TASK PROMPT: Give back the entire listing verbatim.

PROVIDED RECORDS:
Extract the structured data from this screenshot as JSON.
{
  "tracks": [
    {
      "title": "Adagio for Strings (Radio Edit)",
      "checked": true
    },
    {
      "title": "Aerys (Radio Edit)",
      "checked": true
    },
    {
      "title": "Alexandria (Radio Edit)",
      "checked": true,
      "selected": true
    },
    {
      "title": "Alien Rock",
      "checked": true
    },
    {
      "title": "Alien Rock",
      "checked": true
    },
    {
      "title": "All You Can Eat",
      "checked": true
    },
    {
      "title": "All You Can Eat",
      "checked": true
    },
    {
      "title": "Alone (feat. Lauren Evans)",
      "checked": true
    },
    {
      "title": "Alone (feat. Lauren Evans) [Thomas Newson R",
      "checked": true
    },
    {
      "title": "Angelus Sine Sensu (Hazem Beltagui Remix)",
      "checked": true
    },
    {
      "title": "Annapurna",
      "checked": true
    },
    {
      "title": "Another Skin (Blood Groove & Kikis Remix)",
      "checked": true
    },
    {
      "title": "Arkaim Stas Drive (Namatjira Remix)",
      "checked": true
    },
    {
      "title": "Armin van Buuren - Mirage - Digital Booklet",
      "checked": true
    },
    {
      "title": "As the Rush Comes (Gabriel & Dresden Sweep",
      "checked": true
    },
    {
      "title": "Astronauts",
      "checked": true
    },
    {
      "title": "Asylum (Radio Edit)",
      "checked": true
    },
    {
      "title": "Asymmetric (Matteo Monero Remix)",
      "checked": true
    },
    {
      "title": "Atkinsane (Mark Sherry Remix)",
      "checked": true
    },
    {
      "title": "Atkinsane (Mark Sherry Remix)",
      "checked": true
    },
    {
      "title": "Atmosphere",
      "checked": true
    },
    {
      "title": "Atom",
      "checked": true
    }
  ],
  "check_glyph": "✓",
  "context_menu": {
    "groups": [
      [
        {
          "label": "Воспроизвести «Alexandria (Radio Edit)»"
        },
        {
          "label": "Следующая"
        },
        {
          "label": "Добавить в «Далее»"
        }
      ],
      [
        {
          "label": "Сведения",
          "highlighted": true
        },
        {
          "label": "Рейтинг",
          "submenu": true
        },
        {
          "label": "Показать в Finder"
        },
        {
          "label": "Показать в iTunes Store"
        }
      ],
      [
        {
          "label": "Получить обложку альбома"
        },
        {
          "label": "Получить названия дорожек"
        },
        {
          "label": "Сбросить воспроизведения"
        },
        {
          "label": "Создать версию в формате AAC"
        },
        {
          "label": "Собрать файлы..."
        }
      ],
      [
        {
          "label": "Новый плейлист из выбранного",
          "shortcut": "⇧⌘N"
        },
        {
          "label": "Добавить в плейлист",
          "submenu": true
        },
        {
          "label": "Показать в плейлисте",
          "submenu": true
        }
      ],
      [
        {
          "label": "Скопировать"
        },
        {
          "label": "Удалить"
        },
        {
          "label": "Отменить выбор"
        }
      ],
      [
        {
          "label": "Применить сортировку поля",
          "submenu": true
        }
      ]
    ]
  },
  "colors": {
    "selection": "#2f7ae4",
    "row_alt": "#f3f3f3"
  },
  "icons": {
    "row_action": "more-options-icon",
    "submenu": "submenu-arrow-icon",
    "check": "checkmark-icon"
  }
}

SOLUTION TO THIS PROBLEM:
Extract the structured data from this screenshot as JSON.
{
  "tracks": [
    {
      "title": "Adagio for Strings (Radio Edit)",
      "checked": true
    },
    {
      "title": "Aerys (Radio Edit)",
      "checked": true
    },
    {
      "title": "Alexandria (Radio Edit)",
      "checked": true,
      "selected": true
    },
    {
      "title": "Alien Rock",
      "checked": true
    },
    {
      "title": "Alien Rock",
      "checked": true
    },
    {
      "title": "All You Can Eat",
      "checked": true
    },
    {
      "title": "All You Can Eat",
      "checked": true
    },
    {
      "title": "Alone (feat. Lauren Evans)",
      "checked": true
    },
    {
      "title": "Alone (feat. Lauren Evans) [Thomas Newson R",
      "checked": true
    },
    {
      "title": "Angelus Sine Sensu (Hazem Beltagui Remix)",
      "checked": true
    },
    {
      "title": "Annapurna",
      "checked": true
    },
    {
      "title": "Another Skin (Blood Groove & Kikis Remix)",
      "checked": true
    },
    {
      "title": "Arkaim Stas Drive (Namatjira Remix)",
      "checked": true
    },
    {
      "title": "Armin van Buuren - Mirage - Digital Booklet",
      "checked": true
    },
    {
      "title": "As the Rush Comes (Gabriel & Dresden Sweep",
      "checked": true
    },
    {
      "title": "Astronauts",
      "checked": true
    },
    {
      "title": "Asylum (Radio Edit)",
      "checked": true
    },
    {
      "title": "Asymmetric (Matteo Monero Remix)",
      "checked": true
    },
    {
      "title": "Atkinsane (Mark Sherry Remix)",
      "checked": true
    },
    {
      "title": "Atkinsane (Mark Sherry Remix)",
      "checked": true
    },
    {
      "title": "Atmosphere",
      "checked": true
    },
    {
      "title": "Atom",
      "checked": true
    }
  ],
  "check_glyph": "✓",
  "context_menu": {
    "groups": [
      [
        {
          "label": "Воспроизвести «Alexandria (Radio Edit)»"
        },
        {
          "label": "Следующая"
        },
        {
          "label": "Добавить в «Далее»"
        }
      ],
      [
        {
          "label": "Сведения",
          "highlighted": true
        },
        {
          "label": "Рейтинг",
          "submenu": true
        },
        {
          "label": "Показать в Finder"
        },
        {
          "label": "Показать в iTunes Store"
        }
      ],
      [
        {
          "label": "Получить обложку альбома"
        },
        {
          "label": "Получить названия дорожек"
        },
        {
          "label": "Сбросить воспроизведения"
        },
        {
          "label": "Создать версию в формате AAC"
        },
        {
          "label": "Собрать файлы..."
        }
      ],
      [
        {
          "label": "Новый плейлист из выбранного",
          "shortcut": "⇧⌘N"
        },
        {
          "label": "Добавить в плейлист",
          "submenu": true
        },
        {
          "label": "Показать в плейлисте",
          "submenu": true
        }
      ],
      [
        {
          "label": "Скопировать"
        },
        {
          "label": "Удалить"
        },
        {
          "label": "Отменить выбор"
        }
      ],
      [
        {
          "label": "Применить сортировку поля",
          "submenu": true
        }
      ]
    ]
  },
  "colors": {
    "selection": "#2f7ae4",
    "row_alt": "#f3f3f3"
  },
  "icons": {
    "row_action": "more-options-icon",
    "submenu": "submenu-arrow-icon",
    "check": "checkmark-icon"
  }
}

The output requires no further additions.